■ Direction ■
Return all lines from the listing below in which the string "Inbox" occurs.

■ Available data ■
###

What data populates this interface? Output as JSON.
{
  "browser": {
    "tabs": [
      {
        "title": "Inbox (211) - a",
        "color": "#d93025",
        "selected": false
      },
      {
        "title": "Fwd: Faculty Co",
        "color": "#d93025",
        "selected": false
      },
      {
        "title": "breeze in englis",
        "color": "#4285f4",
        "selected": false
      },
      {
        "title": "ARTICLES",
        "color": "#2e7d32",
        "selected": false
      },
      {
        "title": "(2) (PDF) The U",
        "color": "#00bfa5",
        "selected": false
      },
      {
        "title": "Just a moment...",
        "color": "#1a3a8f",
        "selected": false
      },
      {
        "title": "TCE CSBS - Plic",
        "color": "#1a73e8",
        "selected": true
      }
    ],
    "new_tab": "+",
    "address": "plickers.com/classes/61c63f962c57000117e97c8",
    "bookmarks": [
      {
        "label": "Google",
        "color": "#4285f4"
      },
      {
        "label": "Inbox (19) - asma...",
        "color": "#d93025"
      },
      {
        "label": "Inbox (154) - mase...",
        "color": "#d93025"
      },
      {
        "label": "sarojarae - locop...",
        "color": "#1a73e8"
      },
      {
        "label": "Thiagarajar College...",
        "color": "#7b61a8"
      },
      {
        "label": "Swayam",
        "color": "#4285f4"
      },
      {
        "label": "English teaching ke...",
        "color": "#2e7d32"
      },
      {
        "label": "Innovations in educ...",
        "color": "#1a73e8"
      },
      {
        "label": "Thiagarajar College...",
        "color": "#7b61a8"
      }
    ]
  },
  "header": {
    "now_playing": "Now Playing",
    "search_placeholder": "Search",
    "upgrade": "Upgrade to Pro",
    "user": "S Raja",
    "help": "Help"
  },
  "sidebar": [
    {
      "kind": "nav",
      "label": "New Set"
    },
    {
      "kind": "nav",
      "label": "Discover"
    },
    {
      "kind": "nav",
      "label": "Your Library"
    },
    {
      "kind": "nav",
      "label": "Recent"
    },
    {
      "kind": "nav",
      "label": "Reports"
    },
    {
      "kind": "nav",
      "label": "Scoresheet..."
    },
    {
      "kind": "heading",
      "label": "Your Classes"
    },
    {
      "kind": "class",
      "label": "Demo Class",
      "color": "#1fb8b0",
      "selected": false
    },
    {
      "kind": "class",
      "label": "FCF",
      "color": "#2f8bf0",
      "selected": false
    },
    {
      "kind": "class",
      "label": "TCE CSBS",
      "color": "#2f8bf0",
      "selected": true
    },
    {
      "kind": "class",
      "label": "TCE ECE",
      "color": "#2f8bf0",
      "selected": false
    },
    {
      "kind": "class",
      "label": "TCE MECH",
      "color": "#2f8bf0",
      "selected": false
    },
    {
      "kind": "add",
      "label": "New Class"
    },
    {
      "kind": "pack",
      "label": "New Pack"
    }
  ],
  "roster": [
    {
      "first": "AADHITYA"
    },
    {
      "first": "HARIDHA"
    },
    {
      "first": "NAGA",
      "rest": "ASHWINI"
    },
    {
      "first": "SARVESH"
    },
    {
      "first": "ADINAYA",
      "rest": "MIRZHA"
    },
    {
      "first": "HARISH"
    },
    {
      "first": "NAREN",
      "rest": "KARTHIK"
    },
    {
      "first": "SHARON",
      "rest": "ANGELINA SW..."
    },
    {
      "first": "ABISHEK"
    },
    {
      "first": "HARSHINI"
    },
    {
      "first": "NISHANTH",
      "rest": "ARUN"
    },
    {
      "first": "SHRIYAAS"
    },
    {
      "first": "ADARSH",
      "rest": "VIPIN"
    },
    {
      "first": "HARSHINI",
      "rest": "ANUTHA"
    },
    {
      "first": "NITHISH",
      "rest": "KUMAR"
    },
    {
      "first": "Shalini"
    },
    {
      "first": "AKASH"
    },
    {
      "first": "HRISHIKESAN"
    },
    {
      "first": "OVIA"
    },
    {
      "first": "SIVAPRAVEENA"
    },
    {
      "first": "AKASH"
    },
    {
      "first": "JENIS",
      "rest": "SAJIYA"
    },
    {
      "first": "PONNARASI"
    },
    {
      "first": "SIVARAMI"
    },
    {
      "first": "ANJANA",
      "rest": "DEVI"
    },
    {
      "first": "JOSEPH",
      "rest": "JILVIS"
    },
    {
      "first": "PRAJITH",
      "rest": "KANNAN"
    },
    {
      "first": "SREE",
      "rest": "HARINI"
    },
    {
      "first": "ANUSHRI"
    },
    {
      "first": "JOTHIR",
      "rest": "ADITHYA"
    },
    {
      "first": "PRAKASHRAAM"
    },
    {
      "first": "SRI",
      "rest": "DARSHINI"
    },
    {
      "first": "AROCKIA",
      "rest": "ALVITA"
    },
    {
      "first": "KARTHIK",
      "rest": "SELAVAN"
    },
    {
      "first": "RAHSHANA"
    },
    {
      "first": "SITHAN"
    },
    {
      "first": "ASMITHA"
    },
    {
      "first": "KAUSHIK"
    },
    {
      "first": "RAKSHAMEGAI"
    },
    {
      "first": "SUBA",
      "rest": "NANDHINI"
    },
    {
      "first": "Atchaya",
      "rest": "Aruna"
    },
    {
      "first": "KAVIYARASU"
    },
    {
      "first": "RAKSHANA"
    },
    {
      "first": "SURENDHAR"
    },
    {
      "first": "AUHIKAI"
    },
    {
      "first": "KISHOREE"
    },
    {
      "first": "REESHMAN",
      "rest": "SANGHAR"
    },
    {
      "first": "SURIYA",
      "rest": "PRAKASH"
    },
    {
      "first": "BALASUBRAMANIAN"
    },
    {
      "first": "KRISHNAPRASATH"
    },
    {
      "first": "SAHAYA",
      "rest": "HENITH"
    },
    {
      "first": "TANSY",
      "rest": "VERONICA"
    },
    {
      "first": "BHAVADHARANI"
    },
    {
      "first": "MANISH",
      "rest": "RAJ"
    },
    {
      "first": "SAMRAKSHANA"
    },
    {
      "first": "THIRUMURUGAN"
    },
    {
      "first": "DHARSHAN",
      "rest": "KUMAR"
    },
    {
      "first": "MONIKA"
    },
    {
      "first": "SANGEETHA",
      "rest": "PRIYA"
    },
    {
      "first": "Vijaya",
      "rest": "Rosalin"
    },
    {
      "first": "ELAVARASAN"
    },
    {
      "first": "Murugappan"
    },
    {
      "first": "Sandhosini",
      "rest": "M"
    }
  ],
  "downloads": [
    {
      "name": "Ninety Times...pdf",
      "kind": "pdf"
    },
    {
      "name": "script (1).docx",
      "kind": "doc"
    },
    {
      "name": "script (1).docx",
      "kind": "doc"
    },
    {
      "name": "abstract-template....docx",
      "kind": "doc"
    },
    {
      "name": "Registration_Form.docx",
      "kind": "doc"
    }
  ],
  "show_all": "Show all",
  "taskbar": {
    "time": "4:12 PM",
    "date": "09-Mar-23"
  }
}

###

■ Answer in full ■
        "title": "Inbox (211) - a",
        "label": "Inbox (19) - asma...",
        "label": "Inbox (154) - mase...",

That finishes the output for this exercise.